== WHAT IS NEEDED ==
How many lines of these entries hold the string "TASSOGLAS"? Answer with the number alone.

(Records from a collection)
= = = = =
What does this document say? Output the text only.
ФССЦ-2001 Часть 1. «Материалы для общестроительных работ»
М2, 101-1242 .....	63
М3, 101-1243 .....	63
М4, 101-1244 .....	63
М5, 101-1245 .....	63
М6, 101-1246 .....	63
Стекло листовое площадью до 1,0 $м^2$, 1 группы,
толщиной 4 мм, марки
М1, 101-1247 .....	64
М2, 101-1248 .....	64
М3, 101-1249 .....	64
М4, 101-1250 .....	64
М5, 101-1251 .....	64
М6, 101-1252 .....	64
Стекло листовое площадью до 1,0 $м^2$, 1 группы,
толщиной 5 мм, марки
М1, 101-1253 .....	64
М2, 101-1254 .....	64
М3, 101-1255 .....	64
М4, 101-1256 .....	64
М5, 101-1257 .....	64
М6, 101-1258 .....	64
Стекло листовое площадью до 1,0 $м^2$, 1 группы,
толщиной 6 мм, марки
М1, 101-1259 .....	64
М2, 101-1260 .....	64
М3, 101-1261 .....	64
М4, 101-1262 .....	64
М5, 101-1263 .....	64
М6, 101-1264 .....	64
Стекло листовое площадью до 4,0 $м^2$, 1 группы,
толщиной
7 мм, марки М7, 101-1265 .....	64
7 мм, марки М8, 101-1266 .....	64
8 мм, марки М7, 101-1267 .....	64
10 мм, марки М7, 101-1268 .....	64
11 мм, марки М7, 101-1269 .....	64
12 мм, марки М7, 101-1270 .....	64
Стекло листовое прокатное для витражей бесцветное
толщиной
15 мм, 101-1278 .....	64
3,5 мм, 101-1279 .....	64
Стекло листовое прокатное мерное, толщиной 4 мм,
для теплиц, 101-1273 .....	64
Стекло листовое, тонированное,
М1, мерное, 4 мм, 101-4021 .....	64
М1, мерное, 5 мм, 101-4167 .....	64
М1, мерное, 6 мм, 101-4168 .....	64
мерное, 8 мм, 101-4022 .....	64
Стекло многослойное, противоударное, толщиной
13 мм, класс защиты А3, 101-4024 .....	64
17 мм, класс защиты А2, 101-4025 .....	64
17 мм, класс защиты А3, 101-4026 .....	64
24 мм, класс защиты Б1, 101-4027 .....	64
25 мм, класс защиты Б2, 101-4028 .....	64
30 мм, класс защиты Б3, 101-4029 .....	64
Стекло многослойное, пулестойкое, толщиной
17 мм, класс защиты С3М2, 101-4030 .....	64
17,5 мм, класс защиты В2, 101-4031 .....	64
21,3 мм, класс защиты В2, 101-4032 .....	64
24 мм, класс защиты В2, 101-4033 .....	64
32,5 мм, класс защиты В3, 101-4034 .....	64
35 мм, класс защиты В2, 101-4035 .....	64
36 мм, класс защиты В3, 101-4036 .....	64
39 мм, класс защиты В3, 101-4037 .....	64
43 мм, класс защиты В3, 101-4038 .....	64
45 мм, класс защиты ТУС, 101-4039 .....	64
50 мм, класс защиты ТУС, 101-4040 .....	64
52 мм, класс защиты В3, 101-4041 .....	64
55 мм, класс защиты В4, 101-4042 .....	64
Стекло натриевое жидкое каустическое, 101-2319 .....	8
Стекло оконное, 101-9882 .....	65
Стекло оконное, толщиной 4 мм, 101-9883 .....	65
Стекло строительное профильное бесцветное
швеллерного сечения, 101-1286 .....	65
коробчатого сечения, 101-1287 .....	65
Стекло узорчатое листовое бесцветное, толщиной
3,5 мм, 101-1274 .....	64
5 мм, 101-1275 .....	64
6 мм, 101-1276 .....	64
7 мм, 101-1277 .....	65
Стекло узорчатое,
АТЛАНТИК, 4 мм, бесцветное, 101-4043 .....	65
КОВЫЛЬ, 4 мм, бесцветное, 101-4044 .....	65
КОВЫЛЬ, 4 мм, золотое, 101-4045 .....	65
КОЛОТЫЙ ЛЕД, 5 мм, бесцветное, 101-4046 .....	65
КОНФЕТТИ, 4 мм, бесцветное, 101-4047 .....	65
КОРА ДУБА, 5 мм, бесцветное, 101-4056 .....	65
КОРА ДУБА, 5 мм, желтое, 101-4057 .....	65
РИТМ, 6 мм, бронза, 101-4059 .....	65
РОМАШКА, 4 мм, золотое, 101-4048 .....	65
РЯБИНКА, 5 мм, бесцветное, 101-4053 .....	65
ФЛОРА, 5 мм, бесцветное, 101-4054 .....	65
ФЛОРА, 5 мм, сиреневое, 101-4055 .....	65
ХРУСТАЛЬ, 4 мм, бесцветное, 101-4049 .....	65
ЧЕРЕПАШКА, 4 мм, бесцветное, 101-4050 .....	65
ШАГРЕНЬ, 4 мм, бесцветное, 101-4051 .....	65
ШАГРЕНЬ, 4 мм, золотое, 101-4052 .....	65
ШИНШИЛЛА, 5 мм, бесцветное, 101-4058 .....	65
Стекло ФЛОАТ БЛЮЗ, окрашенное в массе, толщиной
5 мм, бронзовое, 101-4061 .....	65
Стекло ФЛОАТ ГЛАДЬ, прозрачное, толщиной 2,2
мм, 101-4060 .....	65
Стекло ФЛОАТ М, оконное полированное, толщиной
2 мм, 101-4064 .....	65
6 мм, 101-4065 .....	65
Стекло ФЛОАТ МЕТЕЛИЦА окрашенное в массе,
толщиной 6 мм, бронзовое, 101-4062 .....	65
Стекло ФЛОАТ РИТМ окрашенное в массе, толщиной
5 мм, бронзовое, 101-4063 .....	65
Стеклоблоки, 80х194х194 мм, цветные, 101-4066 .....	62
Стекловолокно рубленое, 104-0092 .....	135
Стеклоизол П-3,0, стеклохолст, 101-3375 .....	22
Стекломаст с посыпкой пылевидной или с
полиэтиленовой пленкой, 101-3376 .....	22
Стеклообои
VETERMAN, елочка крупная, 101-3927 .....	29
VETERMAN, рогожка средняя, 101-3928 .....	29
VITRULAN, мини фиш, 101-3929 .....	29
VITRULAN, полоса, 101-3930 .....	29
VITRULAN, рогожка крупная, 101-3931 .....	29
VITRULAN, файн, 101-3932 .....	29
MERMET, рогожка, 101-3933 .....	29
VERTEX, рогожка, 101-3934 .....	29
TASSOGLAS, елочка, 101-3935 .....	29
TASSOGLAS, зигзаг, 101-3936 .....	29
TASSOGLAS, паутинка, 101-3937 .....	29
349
= = = = =
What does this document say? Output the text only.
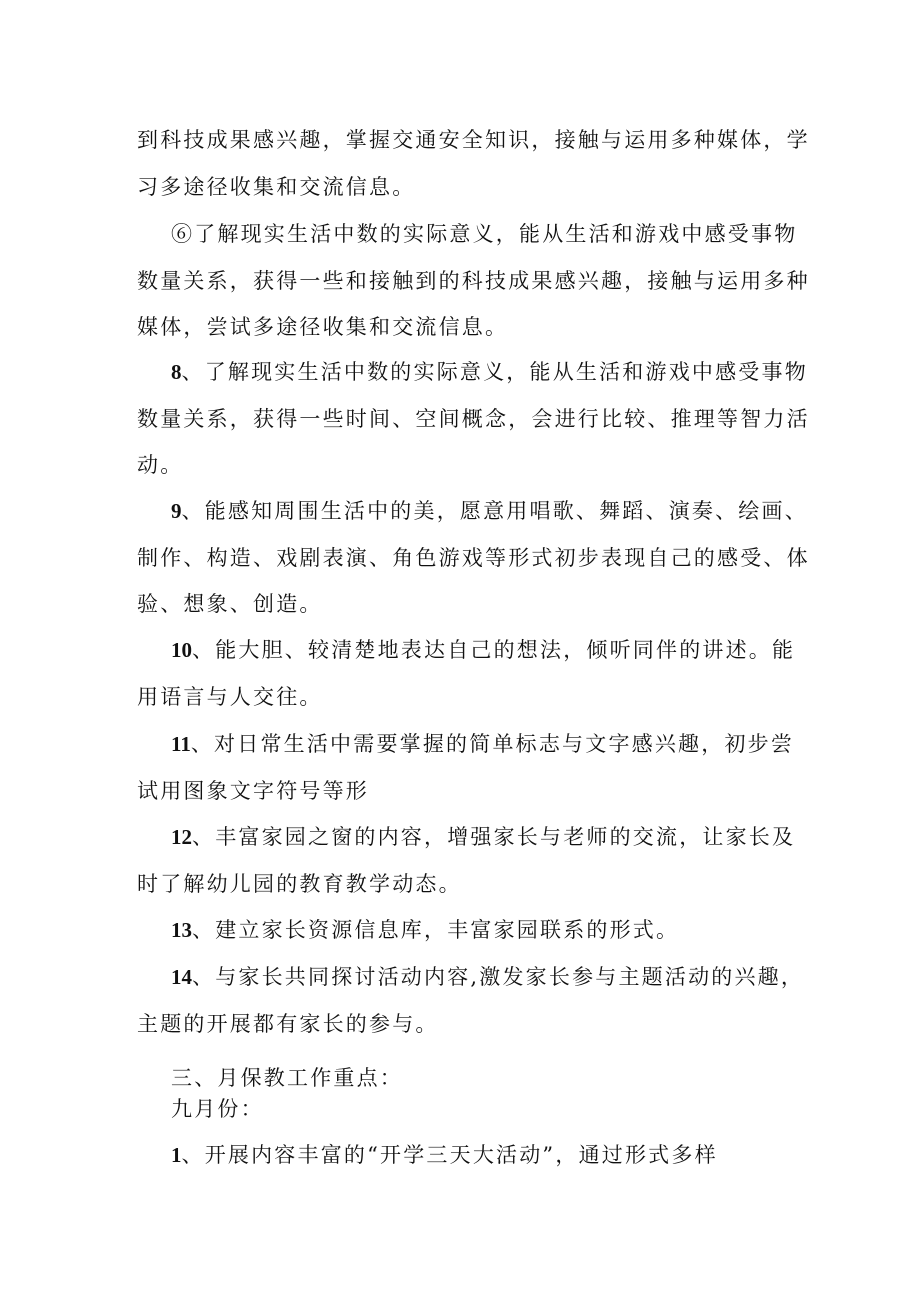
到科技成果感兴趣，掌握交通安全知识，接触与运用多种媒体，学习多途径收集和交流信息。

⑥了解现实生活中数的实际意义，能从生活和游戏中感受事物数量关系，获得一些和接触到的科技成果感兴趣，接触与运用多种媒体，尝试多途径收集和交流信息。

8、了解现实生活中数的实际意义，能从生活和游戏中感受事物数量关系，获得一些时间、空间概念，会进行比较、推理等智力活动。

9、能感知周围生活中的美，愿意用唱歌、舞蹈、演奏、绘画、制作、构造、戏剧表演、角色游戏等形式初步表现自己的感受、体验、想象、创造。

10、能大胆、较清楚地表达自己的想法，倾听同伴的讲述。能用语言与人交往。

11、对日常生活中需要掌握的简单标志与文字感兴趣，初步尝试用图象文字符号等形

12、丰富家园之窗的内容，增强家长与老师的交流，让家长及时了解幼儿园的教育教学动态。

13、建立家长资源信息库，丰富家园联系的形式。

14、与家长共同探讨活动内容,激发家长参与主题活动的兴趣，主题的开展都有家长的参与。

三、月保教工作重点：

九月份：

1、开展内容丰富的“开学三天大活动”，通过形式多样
= = = = =
== RESULT ==
3